§ What to work on:
List every line below containing "sobre".

═════ Extracted information

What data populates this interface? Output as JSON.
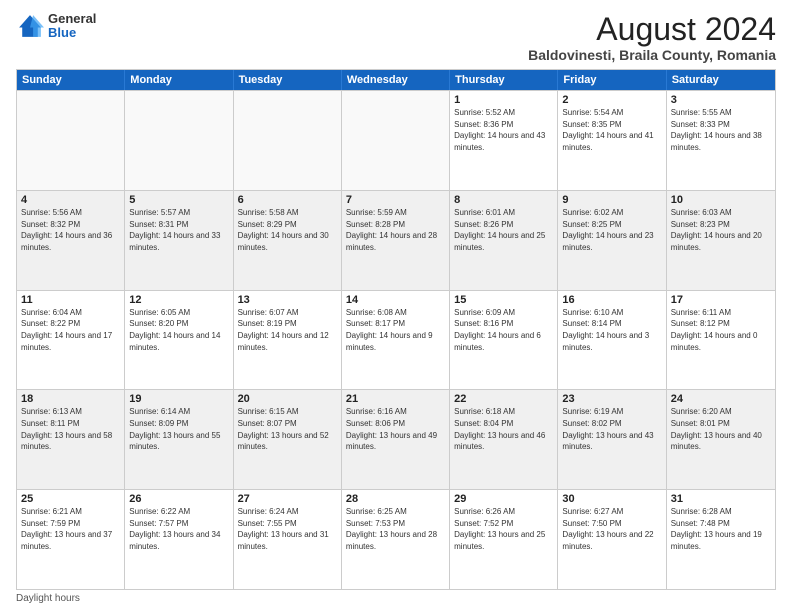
{
  "logo": {
    "general": "General",
    "blue": "Blue"
  },
  "title": "August 2024",
  "subtitle": "Baldovinesti, Braila County, Romania",
  "days": [
    "Sunday",
    "Monday",
    "Tuesday",
    "Wednesday",
    "Thursday",
    "Friday",
    "Saturday"
  ],
  "weeks": [
    [
      {
        "day": "",
        "info": ""
      },
      {
        "day": "",
        "info": ""
      },
      {
        "day": "",
        "info": ""
      },
      {
        "day": "",
        "info": ""
      },
      {
        "day": "1",
        "info": "Sunrise: 5:52 AM\nSunset: 8:36 PM\nDaylight: 14 hours and 43 minutes."
      },
      {
        "day": "2",
        "info": "Sunrise: 5:54 AM\nSunset: 8:35 PM\nDaylight: 14 hours and 41 minutes."
      },
      {
        "day": "3",
        "info": "Sunrise: 5:55 AM\nSunset: 8:33 PM\nDaylight: 14 hours and 38 minutes."
      }
    ],
    [
      {
        "day": "4",
        "info": "Sunrise: 5:56 AM\nSunset: 8:32 PM\nDaylight: 14 hours and 36 minutes."
      },
      {
        "day": "5",
        "info": "Sunrise: 5:57 AM\nSunset: 8:31 PM\nDaylight: 14 hours and 33 minutes."
      },
      {
        "day": "6",
        "info": "Sunrise: 5:58 AM\nSunset: 8:29 PM\nDaylight: 14 hours and 30 minutes."
      },
      {
        "day": "7",
        "info": "Sunrise: 5:59 AM\nSunset: 8:28 PM\nDaylight: 14 hours and 28 minutes."
      },
      {
        "day": "8",
        "info": "Sunrise: 6:01 AM\nSunset: 8:26 PM\nDaylight: 14 hours and 25 minutes."
      },
      {
        "day": "9",
        "info": "Sunrise: 6:02 AM\nSunset: 8:25 PM\nDaylight: 14 hours and 23 minutes."
      },
      {
        "day": "10",
        "info": "Sunrise: 6:03 AM\nSunset: 8:23 PM\nDaylight: 14 hours and 20 minutes."
      }
    ],
    [
      {
        "day": "11",
        "info": "Sunrise: 6:04 AM\nSunset: 8:22 PM\nDaylight: 14 hours and 17 minutes."
      },
      {
        "day": "12",
        "info": "Sunrise: 6:05 AM\nSunset: 8:20 PM\nDaylight: 14 hours and 14 minutes."
      },
      {
        "day": "13",
        "info": "Sunrise: 6:07 AM\nSunset: 8:19 PM\nDaylight: 14 hours and 12 minutes."
      },
      {
        "day": "14",
        "info": "Sunrise: 6:08 AM\nSunset: 8:17 PM\nDaylight: 14 hours and 9 minutes."
      },
      {
        "day": "15",
        "info": "Sunrise: 6:09 AM\nSunset: 8:16 PM\nDaylight: 14 hours and 6 minutes."
      },
      {
        "day": "16",
        "info": "Sunrise: 6:10 AM\nSunset: 8:14 PM\nDaylight: 14 hours and 3 minutes."
      },
      {
        "day": "17",
        "info": "Sunrise: 6:11 AM\nSunset: 8:12 PM\nDaylight: 14 hours and 0 minutes."
      }
    ],
    [
      {
        "day": "18",
        "info": "Sunrise: 6:13 AM\nSunset: 8:11 PM\nDaylight: 13 hours and 58 minutes."
      },
      {
        "day": "19",
        "info": "Sunrise: 6:14 AM\nSunset: 8:09 PM\nDaylight: 13 hours and 55 minutes."
      },
      {
        "day": "20",
        "info": "Sunrise: 6:15 AM\nSunset: 8:07 PM\nDaylight: 13 hours and 52 minutes."
      },
      {
        "day": "21",
        "info": "Sunrise: 6:16 AM\nSunset: 8:06 PM\nDaylight: 13 hours and 49 minutes."
      },
      {
        "day": "22",
        "info": "Sunrise: 6:18 AM\nSunset: 8:04 PM\nDaylight: 13 hours and 46 minutes."
      },
      {
        "day": "23",
        "info": "Sunrise: 6:19 AM\nSunset: 8:02 PM\nDaylight: 13 hours and 43 minutes."
      },
      {
        "day": "24",
        "info": "Sunrise: 6:20 AM\nSunset: 8:01 PM\nDaylight: 13 hours and 40 minutes."
      }
    ],
    [
      {
        "day": "25",
        "info": "Sunrise: 6:21 AM\nSunset: 7:59 PM\nDaylight: 13 hours and 37 minutes."
      },
      {
        "day": "26",
        "info": "Sunrise: 6:22 AM\nSunset: 7:57 PM\nDaylight: 13 hours and 34 minutes."
      },
      {
        "day": "27",
        "info": "Sunrise: 6:24 AM\nSunset: 7:55 PM\nDaylight: 13 hours and 31 minutes."
      },
      {
        "day": "28",
        "info": "Sunrise: 6:25 AM\nSunset: 7:53 PM\nDaylight: 13 hours and 28 minutes."
      },
      {
        "day": "29",
        "info": "Sunrise: 6:26 AM\nSunset: 7:52 PM\nDaylight: 13 hours and 25 minutes."
      },
      {
        "day": "30",
        "info": "Sunrise: 6:27 AM\nSunset: 7:50 PM\nDaylight: 13 hours and 22 minutes."
      },
      {
        "day": "31",
        "info": "Sunrise: 6:28 AM\nSunset: 7:48 PM\nDaylight: 13 hours and 19 minutes."
      }
    ]
  ],
  "footer": "Daylight hours"
}
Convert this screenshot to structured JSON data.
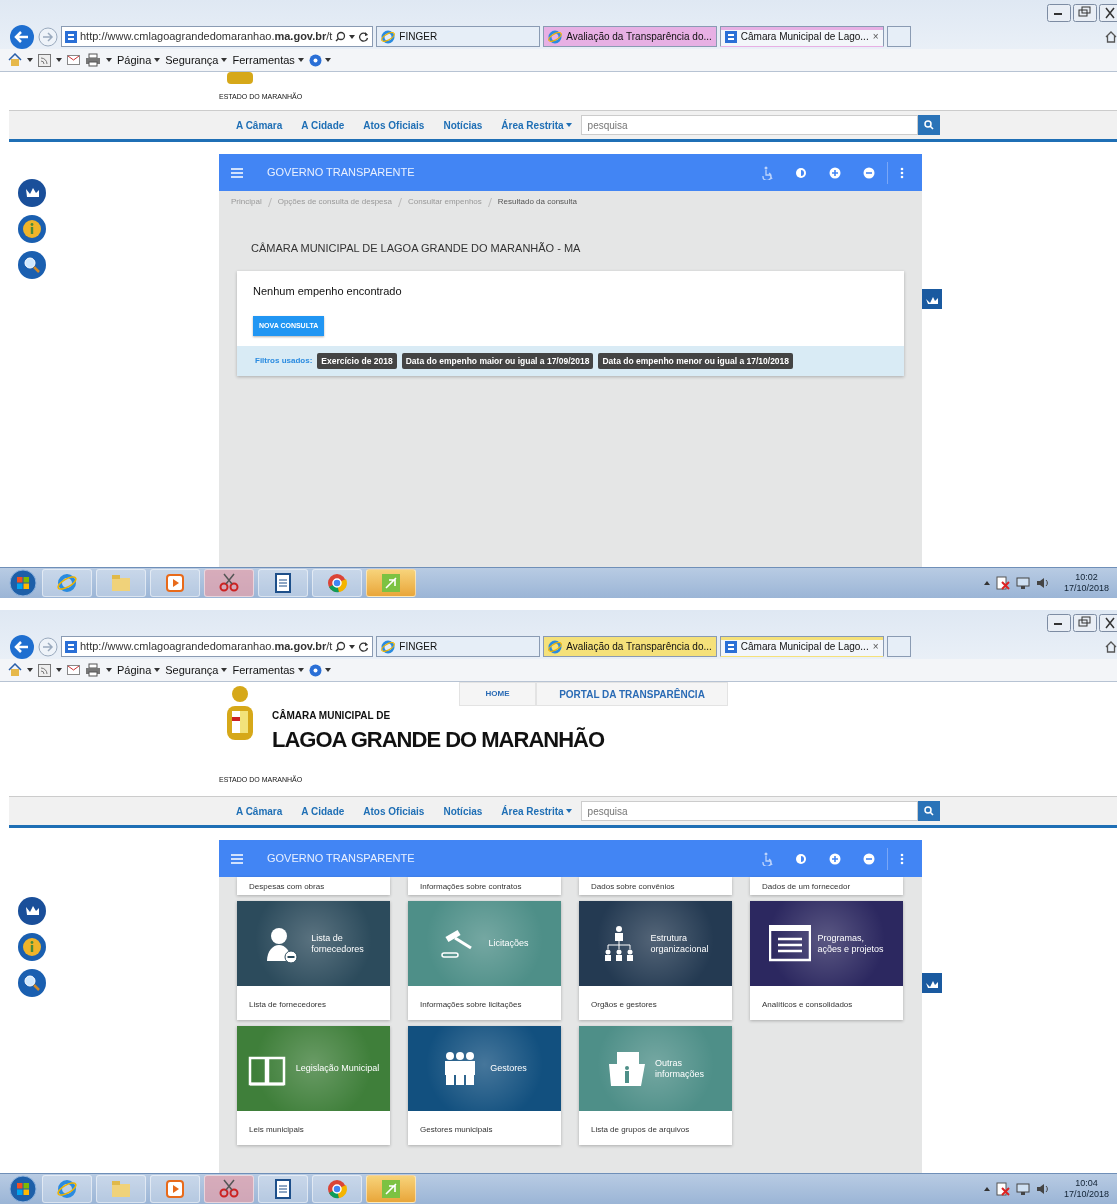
{
  "screens": [
    {
      "kind": "result",
      "browser": {
        "url": "http://www.cmlagoagrandedomaranhao.**ma.gov.br**/t",
        "tabs": [
          {
            "label": "FINGER",
            "selected": false
          },
          {
            "label": "Avaliação da Transparência do...",
            "selected": false,
            "color": "#e7b0e4"
          },
          {
            "label": "Câmara Municipal de Lago...",
            "selected": true,
            "color": "#e7b0e4",
            "close": "×"
          }
        ],
        "menus": [
          "Página",
          "Segurança",
          "Ferramentas"
        ]
      },
      "site": {
        "logo_state": "ESTADO DO MARANHÃO",
        "nav": [
          {
            "label": "A Câmara",
            "dropdown": false
          },
          {
            "label": "A Cidade",
            "dropdown": false
          },
          {
            "label": "Atos Oficiais",
            "dropdown": false
          },
          {
            "label": "Notícias",
            "dropdown": false
          },
          {
            "label": "Área Restrita",
            "dropdown": true
          }
        ],
        "search_placeholder": "pesquisa"
      },
      "panel": {
        "title": "GOVERNO TRANSPARENTE",
        "breadcrumb": [
          {
            "label": "Principal",
            "selected": false
          },
          {
            "label": "Opções de consulta de despesa",
            "selected": false
          },
          {
            "label": "Consultar empenhos",
            "selected": false
          },
          {
            "label": "Resultado da consulta",
            "selected": true
          }
        ],
        "heading": "CÂMARA MUNICIPAL DE LAGOA GRANDE DO MARANHÃO - MA",
        "message": "Nenhum empenho encontrado",
        "button": "NOVA CONSULTA",
        "filters_label": "Filtros usados:",
        "filters": [
          "Exercício de 2018",
          "Data do empenho maior ou igual a 17/09/2018",
          "Data do empenho menor ou igual a 17/10/2018"
        ]
      },
      "taskbar": {
        "time": "10:02",
        "date": "17/10/2018"
      }
    },
    {
      "kind": "cards",
      "browser": {
        "url": "http://www.cmlagoagrandedomaranhao.**ma.gov.br**/t",
        "tabs": [
          {
            "label": "FINGER",
            "selected": false
          },
          {
            "label": "Avaliação da Transparência do...",
            "selected": false,
            "color": "#f5e17a"
          },
          {
            "label": "Câmara Municipal de Lago...",
            "selected": true,
            "color": "#f5e17a",
            "close": "×"
          }
        ],
        "menus": [
          "Página",
          "Segurança",
          "Ferramentas"
        ]
      },
      "site": {
        "top_links": [
          "HOME",
          "PORTAL DA TRANSPARÊNCIA"
        ],
        "logo_line1": "CÂMARA MUNICIPAL DE",
        "logo_line2": "LAGOA GRANDE DO MARANHÃO",
        "logo_state": "ESTADO DO MARANHÃO",
        "nav": [
          {
            "label": "A Câmara",
            "dropdown": false
          },
          {
            "label": "A Cidade",
            "dropdown": false
          },
          {
            "label": "Atos Oficiais",
            "dropdown": false
          },
          {
            "label": "Notícias",
            "dropdown": false
          },
          {
            "label": "Área Restrita",
            "dropdown": true
          }
        ],
        "search_placeholder": "pesquisa"
      },
      "panel": {
        "title": "GOVERNO TRANSPARENTE",
        "partial_cards": [
          "Despesas com obras",
          "Informações sobre contratos",
          "Dados sobre convênios",
          "Dados de um fornecedor"
        ],
        "cards": [
          {
            "title": "Lista de\nfornecedores",
            "caption": "Lista de fornecedores",
            "kind": "person-minus",
            "color": "#2c4b5c"
          },
          {
            "title": "Licitações",
            "caption": "Informações sobre licitações",
            "kind": "gavel",
            "color": "#4e8f88"
          },
          {
            "title": "Estrutura\norganizacional",
            "caption": "Orgãos e gestores",
            "kind": "org",
            "color": "#243a52"
          },
          {
            "title": "Programas,\nações e projetos",
            "caption": "Analíticos e consolidados",
            "kind": "document",
            "color": "#2c2860"
          },
          {
            "title": "Legislação Municipal",
            "caption": "Leis municipais",
            "kind": "book",
            "color": "#3f7f3a"
          },
          {
            "title": "Gestores",
            "caption": "Gestores municipais",
            "kind": "people",
            "color": "#12507f"
          },
          {
            "title": "Outras\ninformações",
            "caption": "Lista de grupos de arquivos",
            "kind": "folder",
            "color": "#4e8f88"
          }
        ]
      },
      "taskbar": {
        "time": "10:04",
        "date": "17/10/2018"
      }
    }
  ]
}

══════════

§ Solution to this exercise:
          "Informações sobre contratos",
          "Dados sobre convênios",
            "caption": "Informações sobre licitações",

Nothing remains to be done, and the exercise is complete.